[Dataset excerpts]
┌──

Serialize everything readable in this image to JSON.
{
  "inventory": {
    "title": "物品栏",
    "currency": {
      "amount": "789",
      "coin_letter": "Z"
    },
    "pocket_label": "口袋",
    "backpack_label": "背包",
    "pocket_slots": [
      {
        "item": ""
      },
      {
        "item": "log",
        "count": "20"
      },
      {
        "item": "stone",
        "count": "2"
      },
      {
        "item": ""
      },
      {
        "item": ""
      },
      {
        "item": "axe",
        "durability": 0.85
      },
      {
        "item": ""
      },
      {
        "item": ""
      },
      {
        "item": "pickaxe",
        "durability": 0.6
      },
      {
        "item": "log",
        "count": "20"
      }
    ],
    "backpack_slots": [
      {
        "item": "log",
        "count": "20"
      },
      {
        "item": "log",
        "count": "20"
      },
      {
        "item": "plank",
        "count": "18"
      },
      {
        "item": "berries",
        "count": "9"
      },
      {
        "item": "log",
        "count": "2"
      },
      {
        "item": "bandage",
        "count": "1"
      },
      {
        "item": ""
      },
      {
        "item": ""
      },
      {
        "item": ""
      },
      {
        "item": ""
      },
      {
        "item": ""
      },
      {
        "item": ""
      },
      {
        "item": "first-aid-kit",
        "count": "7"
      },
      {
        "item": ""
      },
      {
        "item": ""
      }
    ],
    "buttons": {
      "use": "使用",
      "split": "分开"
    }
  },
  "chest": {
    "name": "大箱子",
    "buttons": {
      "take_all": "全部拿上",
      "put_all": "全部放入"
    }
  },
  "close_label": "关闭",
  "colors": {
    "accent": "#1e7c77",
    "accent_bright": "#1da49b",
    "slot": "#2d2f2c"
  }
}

└──

DIRECTION
From the preceding material, extract every line exactly.

FINAL RESULT
Serialize everything readable in this image to JSON.
{
  "inventory": {
    "title": "物品栏",
    "currency": {
      "amount": "789",
      "coin_letter": "Z"
    },
    "pocket_label": "口袋",
    "backpack_label": "背包",
    "pocket_slots": [
      {
        "item": ""
      },
      {
        "item": "log",
        "count": "20"
      },
      {
        "item": "stone",
        "count": "2"
      },
      {
        "item": ""
      },
      {
        "item": ""
      },
      {
        "item": "axe",
        "durability": 0.85
      },
      {
        "item": ""
      },
      {
        "item": ""
      },
      {
        "item": "pickaxe",
        "durability": 0.6
      },
      {
        "item": "log",
        "count": "20"
      }
    ],
    "backpack_slots": [
      {
        "item": "log",
        "count": "20"
      },
      {
        "item": "log",
        "count": "20"
      },
      {
        "item": "plank",
        "count": "18"
      },
      {
        "item": "berries",
        "count": "9"
      },
      {
        "item": "log",
        "count": "2"
      },
      {
        "item": "bandage",
        "count": "1"
      },
      {
        "item": ""
      },
      {
        "item": ""
      },
      {
        "item": ""
      },
      {
        "item": ""
      },
      {
        "item": ""
      },
      {
        "item": ""
      },
      {
        "item": "first-aid-kit",
        "count": "7"
      },
      {
        "item": ""
      },
      {
        "item": ""
      }
    ],
    "buttons": {
      "use": "使用",
      "split": "分开"
    }
  },
  "chest": {
    "name": "大箱子",
    "buttons": {
      "take_all": "全部拿上",
      "put_all": "全部放入"
    }
  },
  "close_label": "关闭",
  "colors": {
    "accent": "#1e7c77",
    "accent_bright": "#1da49b",
    "slot": "#2d2f2c"
  }
}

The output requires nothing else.